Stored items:
_ _ _

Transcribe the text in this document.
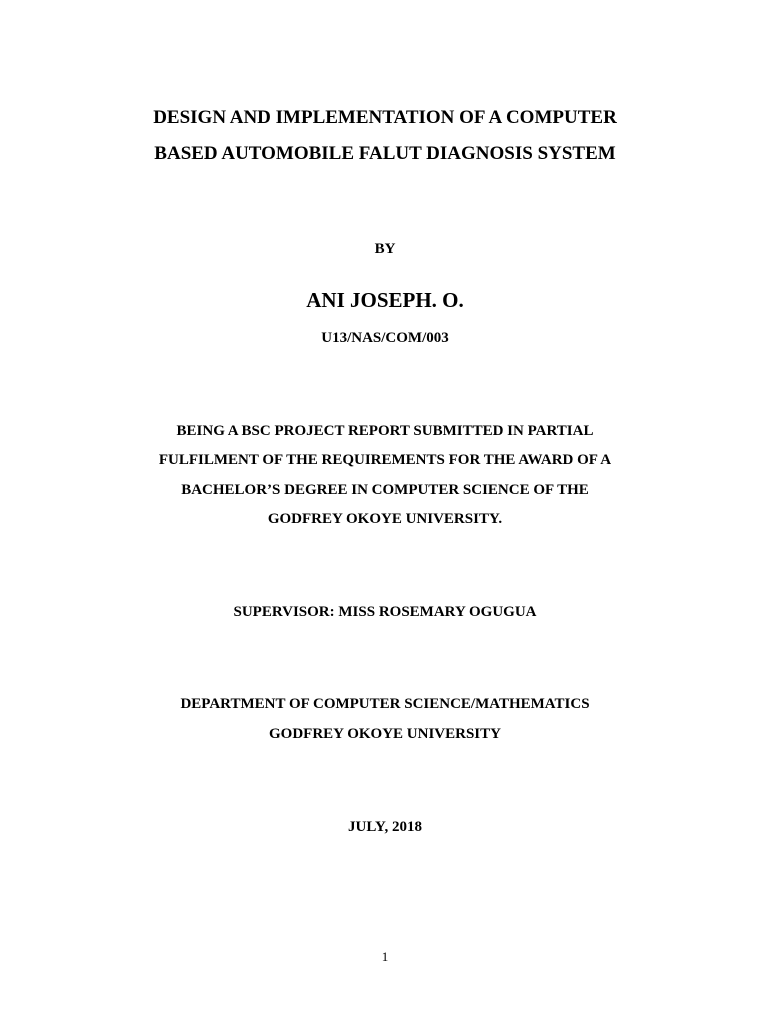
DESIGN AND IMPLEMENTATION OF A COMPUTER
BASED AUTOMOBILE FALUT DIAGNOSIS SYSTEM
BY
ANI JOSEPH. O.
U13/NAS/COM/003
BEING A BSC PROJECT REPORT SUBMITTED IN PARTIAL
FULFILMENT OF THE REQUIREMENTS FOR THE AWARD OF A
BACHELOR’S DEGREE IN COMPUTER SCIENCE OF THE
GODFREY OKOYE UNIVERSITY.
SUPERVISOR: MISS ROSEMARY OGUGUA
DEPARTMENT OF COMPUTER SCIENCE/MATHEMATICS
GODFREY OKOYE UNIVERSITY
JULY, 2018
1
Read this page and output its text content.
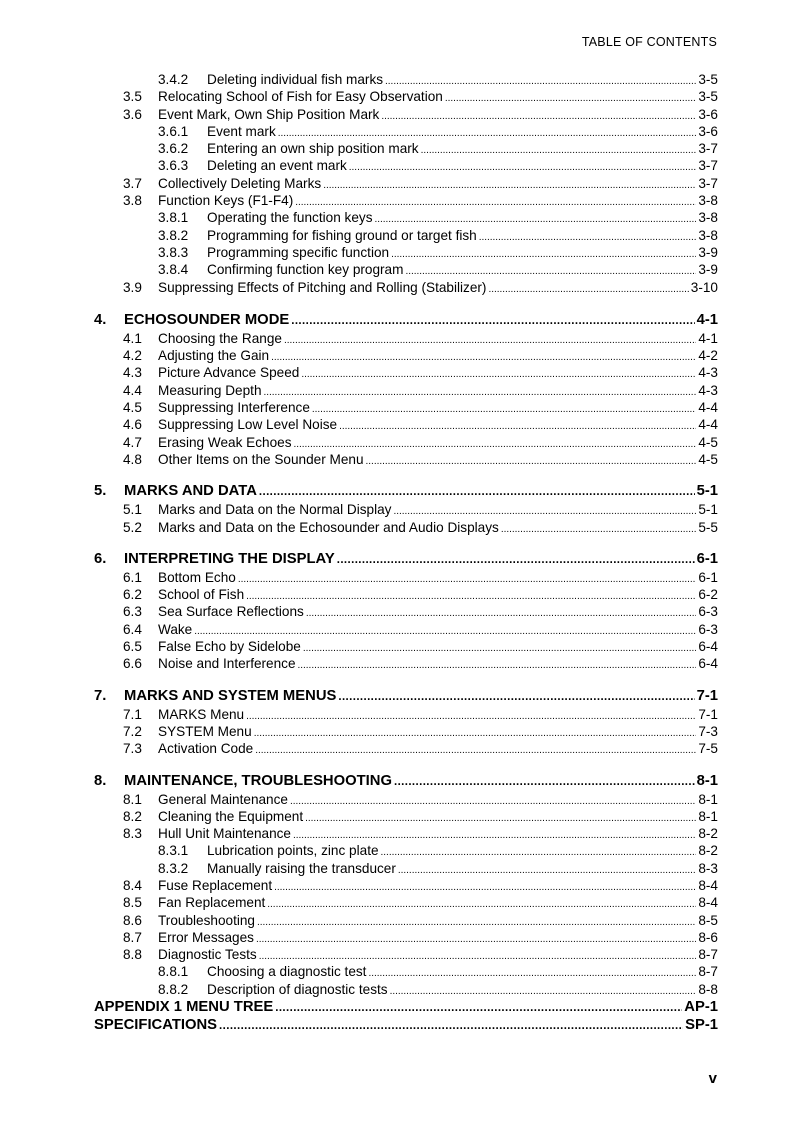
TABLE OF CONTENTS
3.4.2	Deleting individual fish marks . . .	3-5
3.5	Relocating School of Fish for Easy Observation . . .	3-5
3.6	Event Mark, Own Ship Position Mark . . .	3-6
3.6.1	Event mark . . .	3-6
3.6.2	Entering an own ship position mark . . .	3-7
3.6.3	Deleting an event mark . . .	3-7
3.7	Collectively Deleting Marks . . .	3-7
3.8	Function Keys (F1-F4) . . .	3-8
3.8.1	Operating the function keys . . .	3-8
3.8.2	Programming for fishing ground or target fish . . .	3-8
3.8.3	Programming specific function . . .	3-9
3.8.4	Confirming function key program . . .	3-9
3.9	Suppressing Effects of Pitching and Rolling (Stabilizer) . . .	3-10
4.	ECHOSOUNDER MODE . . .	4-1
4.1	Choosing the Range . . .	4-1
4.2	Adjusting the Gain . . .	4-2
4.3	Picture Advance Speed . . .	4-3
4.4	Measuring Depth . . .	4-3
4.5	Suppressing Interference . . .	4-4
4.6	Suppressing Low Level Noise . . .	4-4
4.7	Erasing Weak Echoes . . .	4-5
4.8	Other Items on the Sounder Menu . . .	4-5
5.	MARKS AND DATA . . .	5-1
5.1	Marks and Data on the Normal Display . . .	5-1
5.2	Marks and Data on the Echosounder and Audio Displays . . .	5-5
6.	INTERPRETING THE DISPLAY . . .	6-1
6.1	Bottom Echo . . .	6-1
6.2	School of Fish . . .	6-2
6.3	Sea Surface Reflections . . .	6-3
6.4	Wake . . .	6-3
6.5	False Echo by Sidelobe . . .	6-4
6.6	Noise and Interference . . .	6-4
7.	MARKS AND SYSTEM MENUS . . .	7-1
7.1	MARKS Menu . . .	7-1
7.2	SYSTEM Menu . . .	7-3
7.3	Activation Code . . .	7-5
8.	MAINTENANCE, TROUBLESHOOTING . . .	8-1
8.1	General Maintenance . . .	8-1
8.2	Cleaning the Equipment . . .	8-1
8.3	Hull Unit Maintenance . . .	8-2
8.3.1	Lubrication points, zinc plate . . .	8-2
8.3.2	Manually raising the transducer . . .	8-3
8.4	Fuse Replacement . . .	8-4
8.5	Fan Replacement . . .	8-4
8.6	Troubleshooting . . .	8-5
8.7	Error Messages . . .	8-6
8.8	Diagnostic Tests . . .	8-7
8.8.1	Choosing a diagnostic test . . .	8-7
8.8.2	Description of diagnostic tests . . .	8-8
APPENDIX 1 MENU TREE . . .	AP-1
SPECIFICATIONS . . .	SP-1
v
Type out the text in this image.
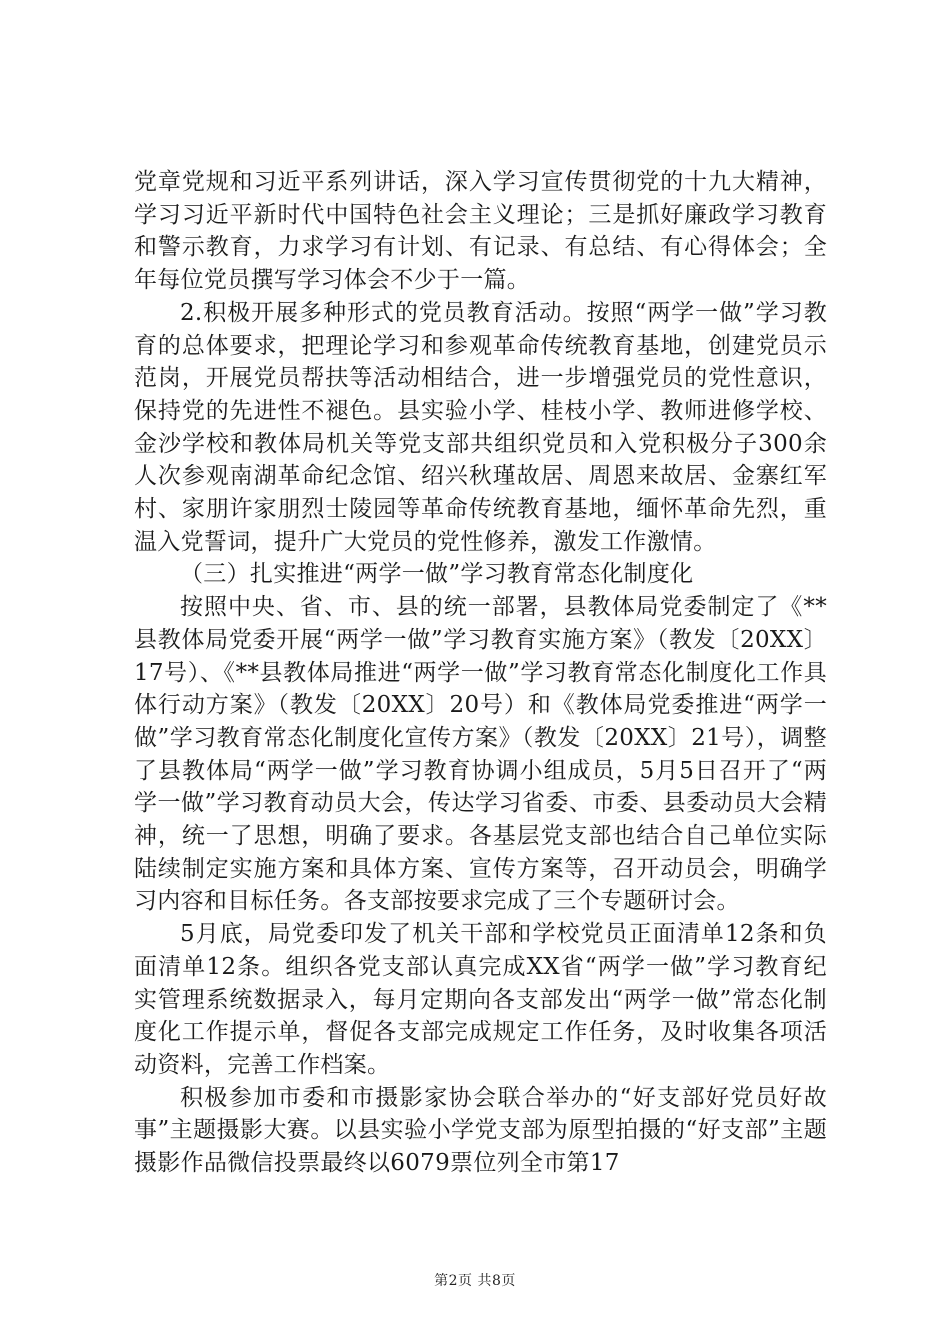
党章党规和习近平系列讲话，深入学习宣传贯彻党的十九大精神，学习习近平新时代中国特色社会主义理论；三是抓好廉政学习教育和警示教育，力求学习有计划、有记录、有总结、有心得体会；全年每位党员撰写学习体会不少于一篇。

2.积极开展多种形式的党员教育活动。按照“两学一做”学习教育的总体要求，把理论学习和参观革命传统教育基地，创建党员示范岗，开展党员帮扶等活动相结合，进一步增强党员的党性意识，保持党的先进性不褪色。县实验小学、桂枝小学、教师进修学校、金沙学校和教体局机关等党支部共组织党员和入党积极分子300余人次参观南湖革命纪念馆、绍兴秋瑾故居、周恩来故居、金寨红军村、家朋许家朋烈士陵园等革命传统教育基地，缅怀革命先烈，重温入党誓词，提升广大党员的党性修养，激发工作激情。

（三）扎实推进“两学一做”学习教育常态化制度化

按照中央、省、市、县的统一部署，县教体局党委制定了《**县教体局党委开展“两学一做”学习教育实施方案》（教发〔20XX〕17号）、《**县教体局推进“两学一做”学习教育常态化制度化工作具体行动方案》（教发〔20XX〕20号）和《教体局党委推进“两学一做”学习教育常态化制度化宣传方案》（教发〔20XX〕21号），调整了县教体局“两学一做”学习教育协调小组成员，5月5日召开了“两学一做”学习教育动员大会，传达学习省委、市委、县委动员大会精神，统一了思想，明确了要求。各基层党支部也结合自己单位实际陆续制定实施方案和具体方案、宣传方案等，召开动员会，明确学习内容和目标任务。各支部按要求完成了三个专题研讨会。

5月底，局党委印发了机关干部和学校党员正面清单12条和负面清单12条。组织各党支部认真完成XX省“两学一做”学习教育纪实管理系统数据录入，每月定期向各支部发出“两学一做”常态化制度化工作提示单，督促各支部完成规定工作任务，及时收集各项活动资料，完善工作档案。

积极参加市委和市摄影家协会联合举办的“好支部好党员好故事”主题摄影大赛。以县实验小学党支部为原型拍摄的“好支部”主题摄影作品微信投票最终以6079票位列全市第17

第2页 共8页
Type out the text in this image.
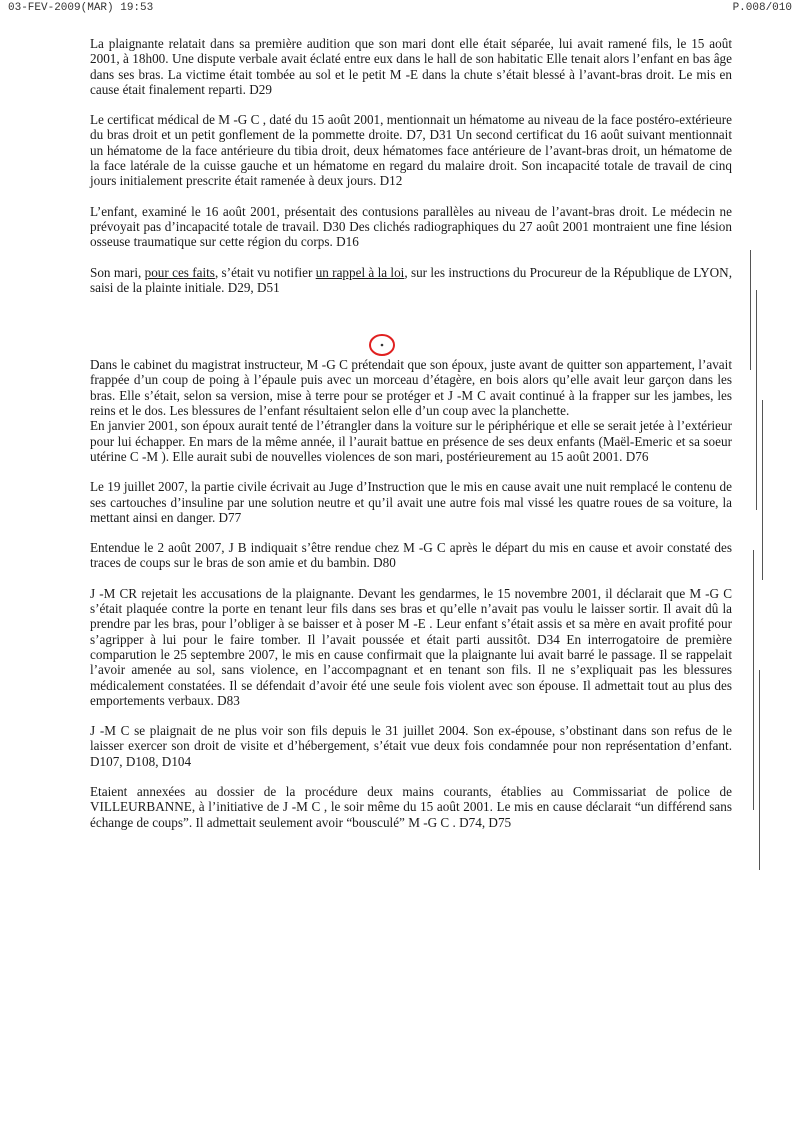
03-FEV-2009(MAR) 19:53	P.008/010

La plaignante relatait dans sa première audition que son mari dont elle était séparée, lui avait ramené fils, le 15 août 2001, à 18h00. Une dispute verbale avait éclaté entre eux dans le hall de son habitatic Elle tenait alors l’enfant en bas âge dans ses bras. La victime était tombée au sol et le petit M -E dans la chute s’était blessé à l’avant-bras droit. Le mis en cause était finalement reparti. D29

Le certificat médical de M -G C , daté du 15 août 2001, mentionnait un hématome au niveau de la face postéro-extérieure du bras droit et un petit gonflement de la pommette droite. D7, D31 Un second certificat du 16 août suivant mentionnait un hématome de la face antérieure du tibia droit, deux hématomes face antérieure de l’avant-bras droit, un hématome de la face latérale de la cuisse gauche et un hématome en regard du malaire droit. Son incapacité totale de travail de cinq jours initialement prescrite était ramenée à deux jours. D12

L’enfant, examiné le 16 août 2001, présentait des contusions parallèles au niveau de l’avant-bras droit. Le médecin ne prévoyait pas d’incapacité totale de travail. D30 Des clichés radiographiques du 27 août 2001 montraient une fine lésion osseuse traumatique sur cette région du corps. D16

Son mari, pour ces faits, s’était vu notifier un rappel à la loi, sur les instructions du Procureur de la République de LYON, saisi de la plainte initiale. D29, D51

Dans le cabinet du magistrat instructeur, M -G C prétendait que son époux, juste avant de quitter son appartement, l’avait frappée d’un coup de poing à l’épaule puis avec un morceau d’étagère, en bois alors qu’elle avait leur garçon dans les bras. Elle s’était, selon sa version, mise à terre pour se protéger et J -M C avait continué à la frapper sur les jambes, les reins et le dos. Les blessures de l’enfant résultaient selon elle d’un coup avec la planchette.

En janvier 2001, son époux aurait tenté de l’étrangler dans la voiture sur le périphérique et elle se serait jetée à l’extérieur pour lui échapper. En mars de la même année, il l’aurait battue en présence de ses deux enfants (Maël-Emeric et sa soeur utérine C -M ). Elle aurait subi de nouvelles violences de son mari, postérieurement au 15 août 2001. D76

Le 19 juillet 2007, la partie civile écrivait au Juge d’Instruction que le mis en cause avait une nuit remplacé le contenu de ses cartouches d’insuline par une solution neutre et qu’il avait une autre fois mal vissé les quatre roues de sa voiture, la mettant ainsi en danger. D77

Entendue le 2 août 2007, J B indiquait s’être rendue chez M -G C après le départ du mis en cause et avoir constaté des traces de coups sur le bras de son amie et du bambin. D80

J -M CR rejetait les accusations de la plaignante. Devant les gendarmes, le 15 novembre 2001, il déclarait que M -G C s’était plaquée contre la porte en tenant leur fils dans ses bras et qu’elle n’avait pas voulu le laisser sortir. Il avait dû la prendre par les bras, pour l’obliger à se baisser et à poser M -E . Leur enfant s’était assis et sa mère en avait profité pour s’agripper à lui pour le faire tomber. Il l’avait poussée et était parti aussitôt. D34 En interrogatoire de première comparution le 25 septembre 2007, le mis en cause confirmait que la plaignante lui avait barré le passage. Il se rappelait l’avoir amenée au sol, sans violence, en l’accompagnant et en tenant son fils. Il ne s’expliquait pas les blessures médicalement constatées. Il se défendait d’avoir été une seule fois violent avec son épouse. Il admettait tout au plus des emportements verbaux. D83

J -M C se plaignait de ne plus voir son fils depuis le 31 juillet 2004. Son ex-épouse, s’obstinant dans son refus de le laisser exercer son droit de visite et d’hébergement, s’était vue deux fois condamnée pour non représentation d’enfant. D107, D108, D104

Etaient annexées au dossier de la procédure deux mains courants, établies au Commissariat de police de VILLEURBANNE, à l’initiative de J -M C , le soir même du 15 août 2001. Le mis en cause déclarait “un différend sans échange de coups”. Il admettait seulement avoir “bousculé” M -G C . D74, D75
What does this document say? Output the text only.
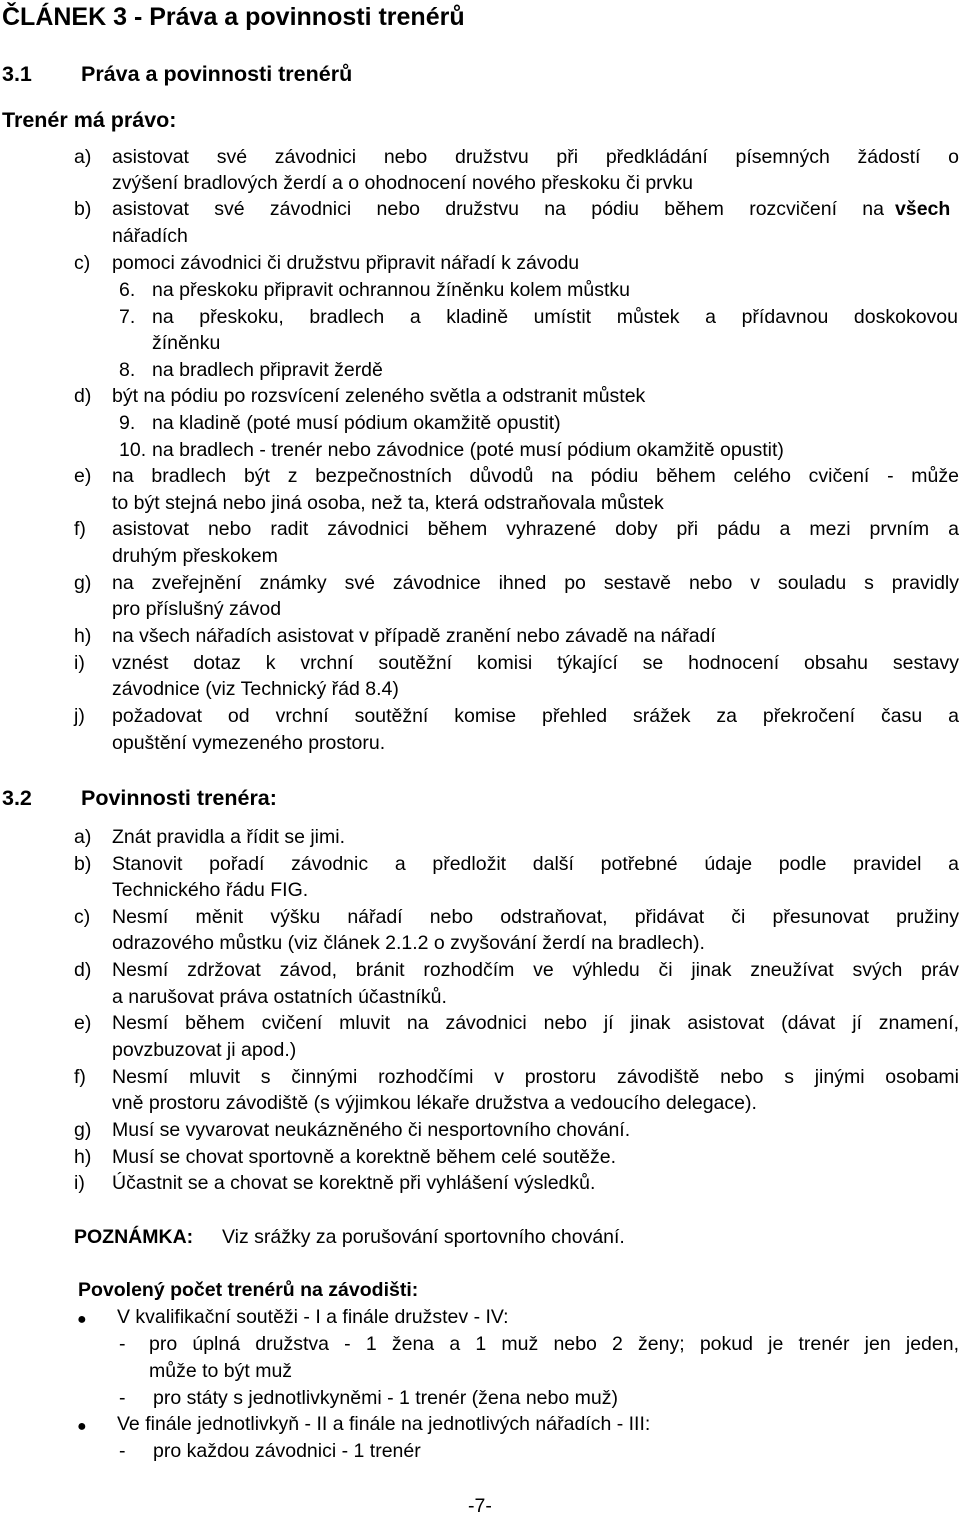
ČLÁNEK 3 - Práva a povinnosti trenérů
3.1 Práva a povinnosti trenérů
Trenér má právo:
a) asistovat své závodnici nebo družstvu při předkládání písemných žádostí o
zvýšení bradlových žerdí a o ohodnocení nového přeskoku či prvku
b) asistovat své závodnici nebo družstvu na pódiu během rozcvičení na všech
nářadích
c) pomoci závodnici či družstvu připravit nářadí k závodu
6. na přeskoku připravit ochrannou žíněnku kolem můstku
7. na přeskoku, bradlech a kladině umístit můstek a přídavnou doskokovou
žíněnku
8. na bradlech připravit žerdě
d) být na pódiu po rozsvícení zeleného světla a odstranit můstek
9. na kladině (poté musí pódium okamžitě opustit)
10. na bradlech - trenér nebo závodnice (poté musí pódium okamžitě opustit)
e) na bradlech být z bezpečnostních důvodů na pódiu během celého cvičení - může
to být stejná nebo jiná osoba, než ta, která odstraňovala můstek
f) asistovat nebo radit závodnici během vyhrazené doby při pádu a mezi prvním a
druhým přeskokem
g) na zveřejnění známky své závodnice ihned po sestavě nebo v souladu s pravidly
pro příslušný závod
h) na všech nářadích asistovat v případě zranění nebo závadě na nářadí
i) vznést dotaz k vrchní soutěžní komisi týkající se hodnocení obsahu sestavy
závodnice (viz Technický řád 8.4)
j) požadovat od vrchní soutěžní komise přehled srážek za překročení času a
opuštění vymezeného prostoru.
3.2 Povinnosti trenéra:
a) Znát pravidla a řídit se jimi.
b) Stanovit pořadí závodnic a předložit další potřebné údaje podle pravidel a
Technického řádu FIG.
c) Nesmí měnit výšku nářadí nebo odstraňovat, přidávat či přesunovat pružiny
odrazového můstku (viz článek 2.1.2 o zvyšování žerdí na bradlech).
d) Nesmí zdržovat závod, bránit rozhodčím ve výhledu či jinak zneužívat svých práv
a narušovat práva ostatních účastníků.
e) Nesmí během cvičení mluvit na závodnici nebo jí jinak asistovat (dávat jí znamení,
povzbuzovat ji apod.)
f) Nesmí mluvit s činnými rozhodčími v prostoru závodiště nebo s jinými osobami
vně prostoru závodiště (s výjimkou lékaře družstva a vedoucího delegace).
g) Musí se vyvarovat neukázněného či nesportovního chování.
h) Musí se chovat sportovně a korektně během celé soutěže.
i) Účastnit se a chovat se korektně při vyhlášení výsledků.
POZNÁMKA: Viz srážky za porušování sportovního chování.
Povolený počet trenérů na závodišti:
● V kvalifikační soutěži - I a finále družstev - IV:
- pro úplná družstva - 1 žena a 1 muž nebo 2 ženy; pokud je trenér jen jeden,
může to být muž
- pro státy s jednotlivkyněmi - 1 trenér (žena nebo muž)
● Ve finále jednotlivkyň - II a finále na jednotlivých nářadích - III:
- pro každou závodnici - 1 trenér
-7-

_ _ _

Task details: Of the lines in this data, how many contain "korektně"? Reply with only the number.

Answer to the task: 2